**WHAT THE TASK REQUIRES:** Copy out all lines that carry the word "Uptrend".

**STORED RECORDS:**

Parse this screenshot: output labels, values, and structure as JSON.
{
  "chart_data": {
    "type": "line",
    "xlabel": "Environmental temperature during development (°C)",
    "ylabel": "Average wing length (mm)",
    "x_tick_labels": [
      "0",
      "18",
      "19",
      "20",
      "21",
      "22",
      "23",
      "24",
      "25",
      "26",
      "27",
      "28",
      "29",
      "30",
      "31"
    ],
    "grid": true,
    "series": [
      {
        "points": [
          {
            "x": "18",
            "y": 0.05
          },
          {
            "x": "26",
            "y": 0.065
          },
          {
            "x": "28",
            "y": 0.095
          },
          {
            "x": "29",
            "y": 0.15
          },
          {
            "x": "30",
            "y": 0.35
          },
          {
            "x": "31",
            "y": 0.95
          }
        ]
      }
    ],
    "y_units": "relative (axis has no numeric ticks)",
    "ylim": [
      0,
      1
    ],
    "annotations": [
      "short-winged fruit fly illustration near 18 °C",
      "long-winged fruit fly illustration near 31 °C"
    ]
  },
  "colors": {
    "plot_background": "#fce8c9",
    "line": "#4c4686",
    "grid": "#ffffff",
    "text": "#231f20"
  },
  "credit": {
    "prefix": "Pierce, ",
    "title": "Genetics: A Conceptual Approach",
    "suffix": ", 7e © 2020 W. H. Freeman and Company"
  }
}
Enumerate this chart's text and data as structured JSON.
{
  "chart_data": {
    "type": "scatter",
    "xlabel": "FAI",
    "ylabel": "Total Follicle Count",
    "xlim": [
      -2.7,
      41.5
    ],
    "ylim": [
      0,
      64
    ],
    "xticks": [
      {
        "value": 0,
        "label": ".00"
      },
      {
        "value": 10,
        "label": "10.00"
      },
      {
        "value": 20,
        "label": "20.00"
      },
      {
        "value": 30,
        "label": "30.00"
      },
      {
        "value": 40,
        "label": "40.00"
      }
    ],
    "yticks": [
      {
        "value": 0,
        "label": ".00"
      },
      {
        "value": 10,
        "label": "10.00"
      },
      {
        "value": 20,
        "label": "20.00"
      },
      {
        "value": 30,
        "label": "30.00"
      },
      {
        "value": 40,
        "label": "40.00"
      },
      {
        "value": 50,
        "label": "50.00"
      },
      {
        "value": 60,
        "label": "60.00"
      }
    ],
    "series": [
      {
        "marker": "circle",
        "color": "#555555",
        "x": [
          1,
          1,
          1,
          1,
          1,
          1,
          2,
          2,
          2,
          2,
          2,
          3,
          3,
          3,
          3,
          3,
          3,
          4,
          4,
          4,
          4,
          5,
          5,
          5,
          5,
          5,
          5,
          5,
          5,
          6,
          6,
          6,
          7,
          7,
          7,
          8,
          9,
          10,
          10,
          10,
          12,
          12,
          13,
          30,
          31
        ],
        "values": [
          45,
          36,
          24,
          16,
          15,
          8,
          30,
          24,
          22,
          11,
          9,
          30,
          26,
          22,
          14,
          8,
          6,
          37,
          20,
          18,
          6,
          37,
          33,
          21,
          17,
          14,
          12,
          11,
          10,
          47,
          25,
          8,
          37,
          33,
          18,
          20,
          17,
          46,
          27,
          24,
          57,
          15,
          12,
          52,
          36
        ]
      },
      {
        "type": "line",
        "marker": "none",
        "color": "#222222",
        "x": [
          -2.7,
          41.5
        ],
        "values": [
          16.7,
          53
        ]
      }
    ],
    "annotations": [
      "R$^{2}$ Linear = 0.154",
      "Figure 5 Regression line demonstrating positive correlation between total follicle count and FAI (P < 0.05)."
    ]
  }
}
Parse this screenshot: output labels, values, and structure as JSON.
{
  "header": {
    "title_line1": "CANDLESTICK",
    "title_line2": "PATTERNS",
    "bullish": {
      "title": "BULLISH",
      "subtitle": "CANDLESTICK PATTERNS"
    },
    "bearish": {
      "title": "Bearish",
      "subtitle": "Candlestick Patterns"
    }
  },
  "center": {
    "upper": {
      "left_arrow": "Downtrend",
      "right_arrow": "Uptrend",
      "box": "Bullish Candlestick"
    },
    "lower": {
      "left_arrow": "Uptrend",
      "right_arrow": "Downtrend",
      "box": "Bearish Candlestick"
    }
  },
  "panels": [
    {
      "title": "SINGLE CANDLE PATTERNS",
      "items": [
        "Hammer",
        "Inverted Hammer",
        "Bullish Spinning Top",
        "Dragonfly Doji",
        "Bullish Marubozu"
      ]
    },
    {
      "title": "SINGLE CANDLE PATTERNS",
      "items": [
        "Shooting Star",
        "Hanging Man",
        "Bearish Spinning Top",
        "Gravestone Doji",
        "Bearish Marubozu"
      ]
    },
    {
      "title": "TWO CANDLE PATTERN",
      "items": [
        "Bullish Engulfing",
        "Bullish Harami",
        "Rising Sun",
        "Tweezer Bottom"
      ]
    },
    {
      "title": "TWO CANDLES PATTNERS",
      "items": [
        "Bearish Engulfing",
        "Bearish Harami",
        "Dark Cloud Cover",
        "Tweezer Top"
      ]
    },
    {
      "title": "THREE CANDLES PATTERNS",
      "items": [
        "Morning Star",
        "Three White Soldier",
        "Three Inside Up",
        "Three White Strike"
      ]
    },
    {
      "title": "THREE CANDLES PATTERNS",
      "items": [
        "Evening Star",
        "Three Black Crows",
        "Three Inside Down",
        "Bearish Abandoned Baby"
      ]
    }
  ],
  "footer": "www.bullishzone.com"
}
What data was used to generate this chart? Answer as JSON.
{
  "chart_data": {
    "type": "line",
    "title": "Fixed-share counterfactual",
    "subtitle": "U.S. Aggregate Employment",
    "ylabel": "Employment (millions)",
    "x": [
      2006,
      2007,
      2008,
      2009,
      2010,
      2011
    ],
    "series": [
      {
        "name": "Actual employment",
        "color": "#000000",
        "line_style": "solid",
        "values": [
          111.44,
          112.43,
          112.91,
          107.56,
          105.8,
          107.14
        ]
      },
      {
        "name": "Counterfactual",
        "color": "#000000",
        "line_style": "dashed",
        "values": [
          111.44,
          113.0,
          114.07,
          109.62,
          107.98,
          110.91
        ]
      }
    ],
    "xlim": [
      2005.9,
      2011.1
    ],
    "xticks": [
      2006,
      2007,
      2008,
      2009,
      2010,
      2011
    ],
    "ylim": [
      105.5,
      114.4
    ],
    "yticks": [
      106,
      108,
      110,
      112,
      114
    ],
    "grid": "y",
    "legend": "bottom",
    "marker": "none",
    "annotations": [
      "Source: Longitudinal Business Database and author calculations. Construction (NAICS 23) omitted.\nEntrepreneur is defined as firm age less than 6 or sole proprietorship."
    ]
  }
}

**SOLUTION TO THE PROBLEM:**
      "right_arrow": "Uptrend",
      "left_arrow": "Uptrend",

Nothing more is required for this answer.